---------- TEXT EXCERPT

Whenever Andrew is on the Games Daily show,
that's what we're talking about.
When me and Andy are talking about something else work related,
we're like,
do you want to just fucking quit them and go play destiny all time?
We're like,
Yes, we do.
And then last week's games cast was all Destiny 2.
Have you played Destiny 2?
I have never played Destiny 1 or 2.
I mean neither.
It's all good.
I have never even been in a room where Destiny is being played.
Wow.
You could not identify it if it would be a screenshot.
I have possibly seen a picture at one point in time,
but I wouldn't really be willing to bet on that.
Please tell me about the Destiny.
In Destiny, there's space and you're in it,
and you're getting stuff and there's Ingrams and you're on this loot treadmill
and just getting better stuff.
Okay, so I was with you until Ingrams.
What's an Ingrams?
Is that like a money thing?
No, no, it's loot.
Just old women, Ingram?
No, no.
No, you kill stuff, you do missions, whatever, and every so often these Ingrams drop that are like little, like, think, they look like a little, like hexagons, I guess, or whatever.
I don't know, I'm not that kind of.
It's a shape.
Yeah.
Oh, you know what they look like here is what they look like.
They look like gushers.
They do look like gus.
Yeah.
And they got different colors and there are different rarities and you pick them up and you get items out of it and you put on gear and get better guns and stuff like that.
And you go do it over and over and over and over and over again.
So it's just a treasure.
chest based.
100%.
Okay.
I was trying to explain it on Games Daily this week.
The shape did not matter.
On Games Daily this week we were talking about it.
And it was this thing where destiny, even though you're not playing it,
it's sweeping the industry, right?
There it is.
There's the gusher.
Oh, that's a gusher.
Yeah, no, that's absolutely a gusher.
Yeah, it's sweeping the industry.
Everybody's talking about it.
So a lot of kids are writing in and being like one of the ones who are just like,
hey, I don't play Destiny.
I'm not good at first person shooters.
Should I try Destiny?
And what I said that I stand by and stick with me.
is it's like a first person MMO.
Okay.
And it's not an MMO, it is, but it isn't, you know,
but what I mean is in the MMO, right,
like when you're running around and just clicking
and killing things over and over and over again,
the enemies aren't that tough.
You die, there's usually not a big buff to you dying
or a problem with you dying.
That's the same thing here.
It's that kind of gameplay in first person.

--------------------
---------- DATA

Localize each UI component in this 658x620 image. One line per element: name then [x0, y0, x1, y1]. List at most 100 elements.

--------------------
---------- DATA

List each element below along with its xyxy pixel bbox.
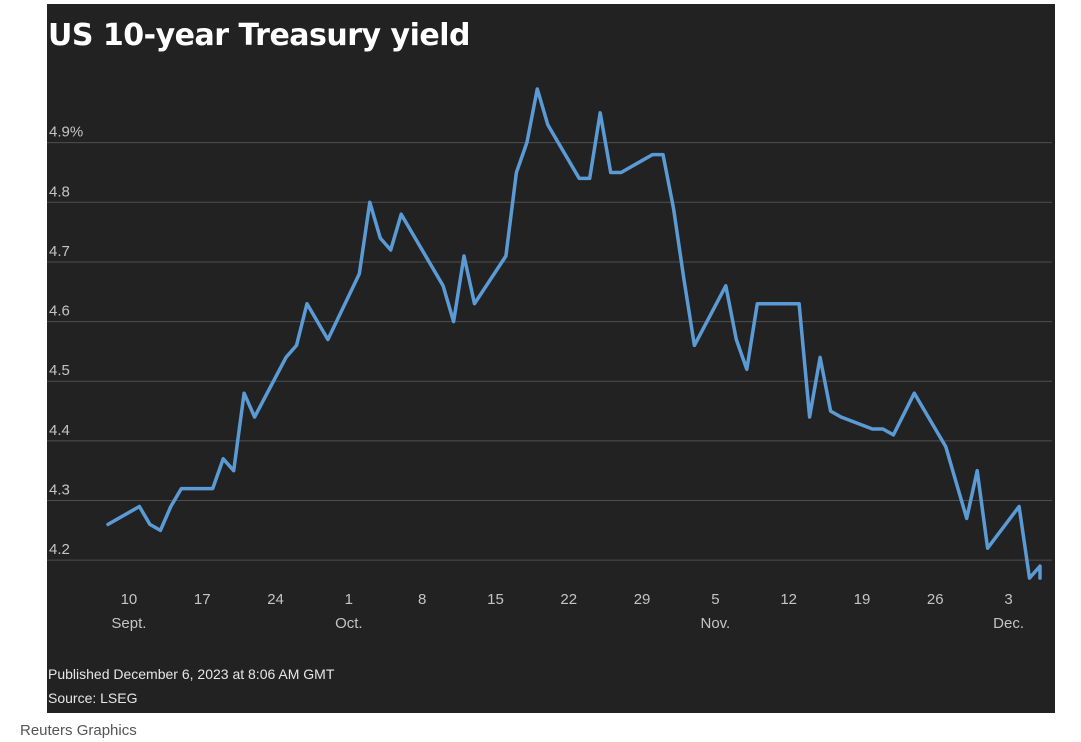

--------------------

TASKS FOR THIS EXERCISE
A: In the Destiny transcript, what snack do the speakers say the Ingrams look like?
B: Print the passage of the Destiny transcript from "Have you played" up to and including "is being played.".

COMPLETE ANSWERS
A: Gushers.

B:
Have you played Destiny 2?
I have never played Destiny 1 or 2.
I mean neither.
It's all good.
I have never even been in a room where Destiny is being played.